§ **Given problem**: Set down the material below in full, matching it exactly.

§ **Task material**:
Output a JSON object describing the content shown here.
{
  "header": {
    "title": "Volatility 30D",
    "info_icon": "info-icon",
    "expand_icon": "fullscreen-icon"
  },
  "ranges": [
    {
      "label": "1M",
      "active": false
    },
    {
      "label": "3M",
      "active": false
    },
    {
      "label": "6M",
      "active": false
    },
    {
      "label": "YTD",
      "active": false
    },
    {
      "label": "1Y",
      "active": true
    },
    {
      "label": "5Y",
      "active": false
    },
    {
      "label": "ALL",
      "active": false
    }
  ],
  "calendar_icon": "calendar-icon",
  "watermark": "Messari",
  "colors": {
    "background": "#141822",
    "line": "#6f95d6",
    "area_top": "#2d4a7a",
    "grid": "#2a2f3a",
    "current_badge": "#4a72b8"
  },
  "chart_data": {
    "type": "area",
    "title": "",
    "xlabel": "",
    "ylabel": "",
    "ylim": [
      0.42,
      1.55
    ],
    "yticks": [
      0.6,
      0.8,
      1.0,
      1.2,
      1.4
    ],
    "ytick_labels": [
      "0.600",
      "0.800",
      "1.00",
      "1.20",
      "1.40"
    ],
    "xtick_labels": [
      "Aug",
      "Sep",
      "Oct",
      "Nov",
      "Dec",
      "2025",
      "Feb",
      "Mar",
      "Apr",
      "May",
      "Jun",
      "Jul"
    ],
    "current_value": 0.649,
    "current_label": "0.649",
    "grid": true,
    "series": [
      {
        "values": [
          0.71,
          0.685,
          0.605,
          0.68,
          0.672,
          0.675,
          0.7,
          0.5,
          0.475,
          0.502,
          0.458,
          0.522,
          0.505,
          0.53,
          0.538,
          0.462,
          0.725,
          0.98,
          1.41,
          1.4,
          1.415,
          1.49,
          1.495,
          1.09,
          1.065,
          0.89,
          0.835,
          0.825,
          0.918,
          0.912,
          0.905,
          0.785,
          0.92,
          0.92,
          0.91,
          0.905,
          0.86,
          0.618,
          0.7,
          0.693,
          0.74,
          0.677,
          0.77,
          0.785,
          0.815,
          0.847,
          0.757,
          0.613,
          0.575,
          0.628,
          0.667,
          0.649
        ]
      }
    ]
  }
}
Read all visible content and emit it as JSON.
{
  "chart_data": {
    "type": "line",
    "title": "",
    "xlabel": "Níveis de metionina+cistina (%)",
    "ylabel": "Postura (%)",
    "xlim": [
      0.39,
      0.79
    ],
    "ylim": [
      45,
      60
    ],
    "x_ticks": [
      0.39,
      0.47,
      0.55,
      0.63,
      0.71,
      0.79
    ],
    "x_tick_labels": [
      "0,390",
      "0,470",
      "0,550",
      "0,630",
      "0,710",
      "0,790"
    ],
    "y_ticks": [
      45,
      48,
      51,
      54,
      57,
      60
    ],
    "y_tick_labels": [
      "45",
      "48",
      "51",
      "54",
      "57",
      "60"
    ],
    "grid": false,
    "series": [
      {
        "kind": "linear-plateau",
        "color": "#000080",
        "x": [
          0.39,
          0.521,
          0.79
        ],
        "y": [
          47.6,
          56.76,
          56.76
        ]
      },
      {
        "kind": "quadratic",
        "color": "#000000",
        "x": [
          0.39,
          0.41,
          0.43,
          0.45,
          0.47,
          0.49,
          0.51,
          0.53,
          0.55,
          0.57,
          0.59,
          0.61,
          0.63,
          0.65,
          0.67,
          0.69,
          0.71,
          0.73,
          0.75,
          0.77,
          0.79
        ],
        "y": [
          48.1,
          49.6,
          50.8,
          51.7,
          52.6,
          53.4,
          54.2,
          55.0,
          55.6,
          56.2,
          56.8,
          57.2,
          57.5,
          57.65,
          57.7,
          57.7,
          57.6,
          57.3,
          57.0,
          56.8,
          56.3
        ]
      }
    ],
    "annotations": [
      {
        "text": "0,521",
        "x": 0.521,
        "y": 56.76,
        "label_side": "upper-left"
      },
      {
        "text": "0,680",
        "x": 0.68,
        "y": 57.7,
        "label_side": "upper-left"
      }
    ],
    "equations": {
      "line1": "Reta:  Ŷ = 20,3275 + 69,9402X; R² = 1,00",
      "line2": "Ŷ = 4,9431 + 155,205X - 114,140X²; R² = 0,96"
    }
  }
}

§ **Correct result**:
Output a JSON object describing the content shown here.
{
  "header": {
    "title": "Volatility 30D",
    "info_icon": "info-icon",
    "expand_icon": "fullscreen-icon"
  },
  "ranges": [
    {
      "label": "1M",
      "active": false
    },
    {
      "label": "3M",
      "active": false
    },
    {
      "label": "6M",
      "active": false
    },
    {
      "label": "YTD",
      "active": false
    },
    {
      "label": "1Y",
      "active": true
    },
    {
      "label": "5Y",
      "active": false
    },
    {
      "label": "ALL",
      "active": false
    }
  ],
  "calendar_icon": "calendar-icon",
  "watermark": "Messari",
  "colors": {
    "background": "#141822",
    "line": "#6f95d6",
    "area_top": "#2d4a7a",
    "grid": "#2a2f3a",
    "current_badge": "#4a72b8"
  },
  "chart_data": {
    "type": "area",
    "title": "",
    "xlabel": "",
    "ylabel": "",
    "ylim": [
      0.42,
      1.55
    ],
    "yticks": [
      0.6,
      0.8,
      1.0,
      1.2,
      1.4
    ],
    "ytick_labels": [
      "0.600",
      "0.800",
      "1.00",
      "1.20",
      "1.40"
    ],
    "xtick_labels": [
      "Aug",
      "Sep",
      "Oct",
      "Nov",
      "Dec",
      "2025",
      "Feb",
      "Mar",
      "Apr",
      "May",
      "Jun",
      "Jul"
    ],
    "current_value": 0.649,
    "current_label": "0.649",
    "grid": true,
    "series": [
      {
        "values": [
          0.71,
          0.685,
          0.605,
          0.68,
          0.672,
          0.675,
          0.7,
          0.5,
          0.475,
          0.502,
          0.458,
          0.522,
          0.505,
          0.53,
          0.538,
          0.462,
          0.725,
          0.98,
          1.41,
          1.4,
          1.415,
          1.49,
          1.495,
          1.09,
          1.065,
          0.89,
          0.835,
          0.825,
          0.918,
          0.912,
          0.905,
          0.785,
          0.92,
          0.92,
          0.91,
          0.905,
          0.86,
          0.618,
          0.7,
          0.693,
          0.74,
          0.677,
          0.77,
          0.785,
          0.815,
          0.847,
          0.757,
          0.613,
          0.575,
          0.628,
          0.667,
          0.649
        ]
      }
    ]
  }
}
Read all visible content and emit it as JSON.
{
  "chart_data": {
    "type": "line",
    "title": "",
    "xlabel": "Níveis de metionina+cistina (%)",
    "ylabel": "Postura (%)",
    "xlim": [
      0.39,
      0.79
    ],
    "ylim": [
      45,
      60
    ],
    "x_ticks": [
      0.39,
      0.47,
      0.55,
      0.63,
      0.71,
      0.79
    ],
    "x_tick_labels": [
      "0,390",
      "0,470",
      "0,550",
      "0,630",
      "0,710",
      "0,790"
    ],
    "y_ticks": [
      45,
      48,
      51,
      54,
      57,
      60
    ],
    "y_tick_labels": [
      "45",
      "48",
      "51",
      "54",
      "57",
      "60"
    ],
    "grid": false,
    "series": [
      {
        "kind": "linear-plateau",
        "color": "#000080",
        "x": [
          0.39,
          0.521,
          0.79
        ],
        "y": [
          47.6,
          56.76,
          56.76
        ]
      },
      {
        "kind": "quadratic",
        "color": "#000000",
        "x": [
          0.39,
          0.41,
          0.43,
          0.45,
          0.47,
          0.49,
          0.51,
          0.53,
          0.55,
          0.57,
          0.59,
          0.61,
          0.63,
          0.65,
          0.67,
          0.69,
          0.71,
          0.73,
          0.75,
          0.77,
          0.79
        ],
        "y": [
          48.1,
          49.6,
          50.8,
          51.7,
          52.6,
          53.4,
          54.2,
          55.0,
          55.6,
          56.2,
          56.8,
          57.2,
          57.5,
          57.65,
          57.7,
          57.7,
          57.6,
          57.3,
          57.0,
          56.8,
          56.3
        ]
      }
    ],
    "annotations": [
      {
        "text": "0,521",
        "x": 0.521,
        "y": 56.76,
        "label_side": "upper-left"
      },
      {
        "text": "0,680",
        "x": 0.68,
        "y": 57.7,
        "label_side": "upper-left"
      }
    ],
    "equations": {
      "line1": "Reta:  Ŷ = 20,3275 + 69,9402X; R² = 1,00",
      "line2": "Ŷ = 4,9431 + 155,205X - 114,140X²; R² = 0,96"
    }
  }
}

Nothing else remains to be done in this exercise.